▼▼▼

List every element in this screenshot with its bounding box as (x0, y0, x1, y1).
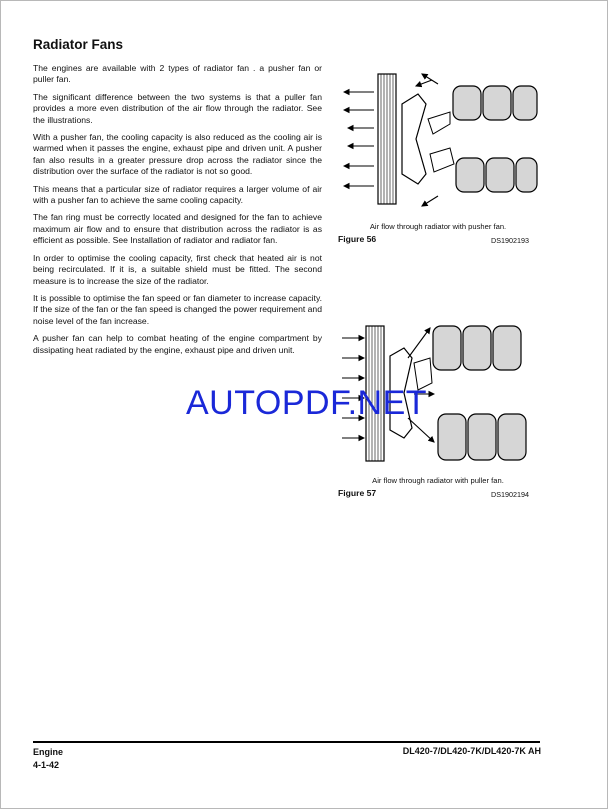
figure-label: Figure 56 (338, 234, 377, 244)
watermark: AUTOPDF.NET (186, 384, 428, 422)
body-text (33, 63, 322, 362)
footer-models: DL420-7/DL420-7K/DL420-7K AH (402, 746, 541, 756)
pusher-fan-illustration (338, 64, 538, 214)
footer-rule (33, 741, 540, 743)
footer-section: Engine (33, 747, 64, 757)
figure-caption: Air flow through radiator with pusher fan. (369, 222, 507, 231)
paragraph: In order to optimise the cooling capacity, first check that heated air is not being recirculated. If it is, a suitable shield must be fitted. The second measure is to increase the size of the radiator. (33, 252, 322, 286)
paragraph: This means that a particular size of radiator requires a larger volume of air with a pusher fan to achieve the same cooling capacity. (33, 183, 322, 206)
figure-code: DS1902194 (491, 490, 529, 499)
figure-label: Figure 57 (338, 488, 377, 498)
paragraph: With a pusher fan, the cooling capacity is also reduced as the cooling air is warmed when it passes the engine, exhaust pipe and driven unit. A pusher fan also results in a greater pressure drop across the radiator since the distribution over the surface of the radiator is not so good. (33, 132, 322, 177)
footer-page-number: 4-1-42 (33, 760, 60, 770)
paragraph: A pusher fan can help to combat heating of the engine compartment by dissipating heat radiated by the engine, exhaust pipe and driven unit. (33, 333, 322, 355)
figure-code: DS1902193 (491, 236, 529, 245)
paragraph: It is possible to optimise the fan speed or fan diameter to increase capacity. If the size of the fan or the fan speed is changed the power requirement and noise level of the fan increase. (33, 292, 322, 326)
section-title: Radiator Fans (33, 37, 124, 52)
figure-pusher-fan (338, 64, 538, 214)
paragraph: The significant difference between the two systems is that a puller fan provides a more even distribution of the air flow through the radiator. See the illustrations. (33, 91, 322, 125)
paragraph: The engines are available with 2 types of radiator fan . a pusher fan or puller fan. (33, 63, 322, 85)
paragraph: The fan ring must be correctly located and designed for the fan to achieve maximum air flow and to ensure that distribution across the radiator is as efficient as possible. See Installation of radiator and radiator fan. (33, 212, 322, 246)
footer-left (33, 746, 63, 772)
figure-caption: Air flow through radiator with puller fan. (372, 476, 504, 485)
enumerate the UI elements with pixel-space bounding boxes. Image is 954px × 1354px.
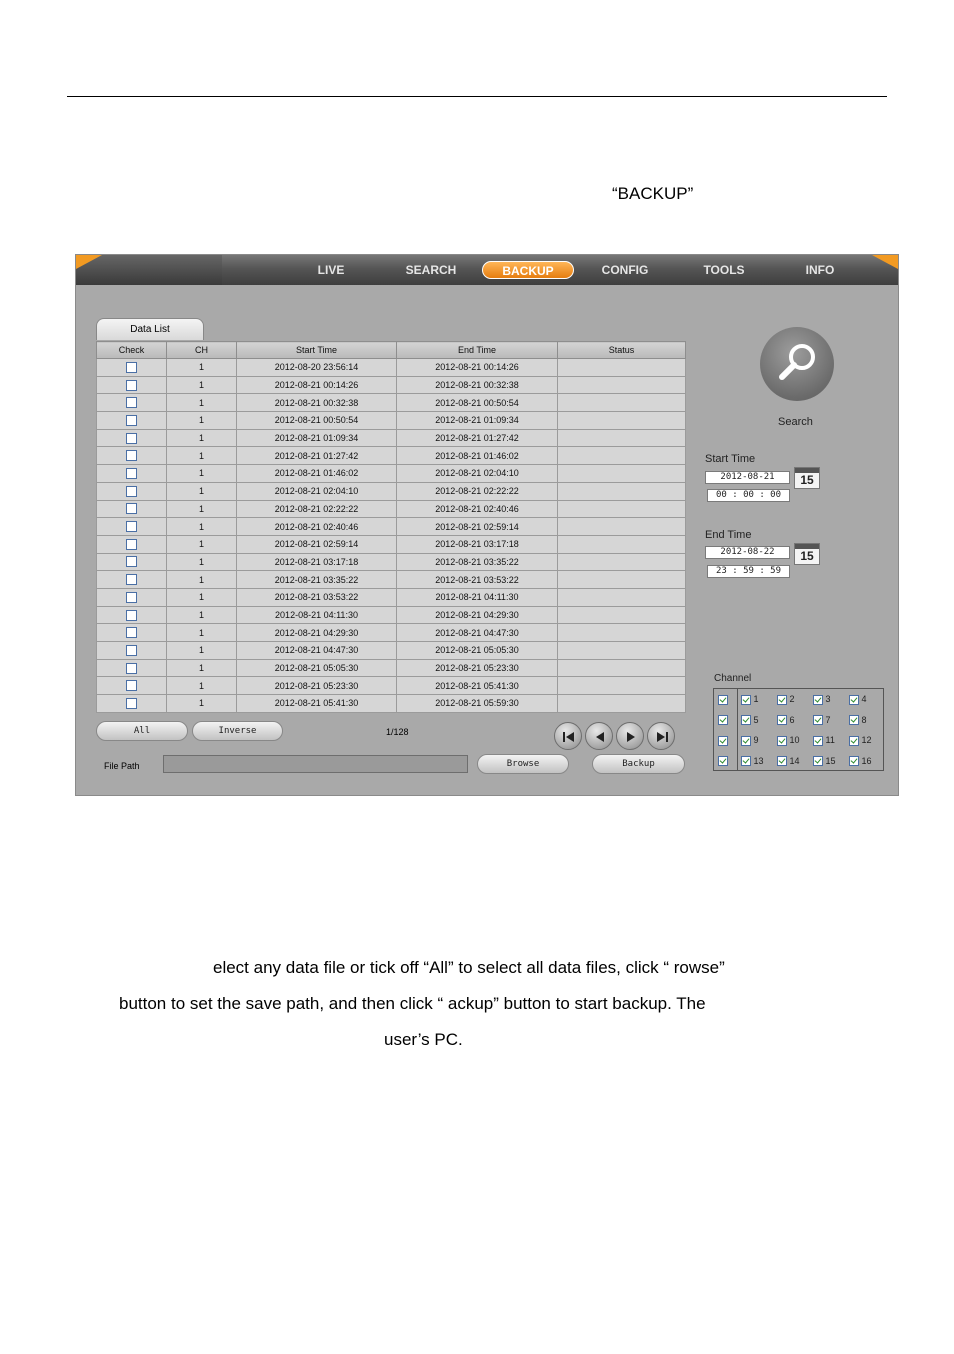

▲▲▲

Problem — Copy every line of the listing that contains the string "footer", matching case exactly.

Worked answer —
footer-models: DL420-7/DL420-7K/DL420-7K AH (402, 746, 541, 756)
footer-rule (33, 741, 540, 743)
footer-section: Engine (33, 747, 64, 757)
footer-page-number: 4-1-42 (33, 760, 60, 770)
footer-left (33, 746, 63, 772)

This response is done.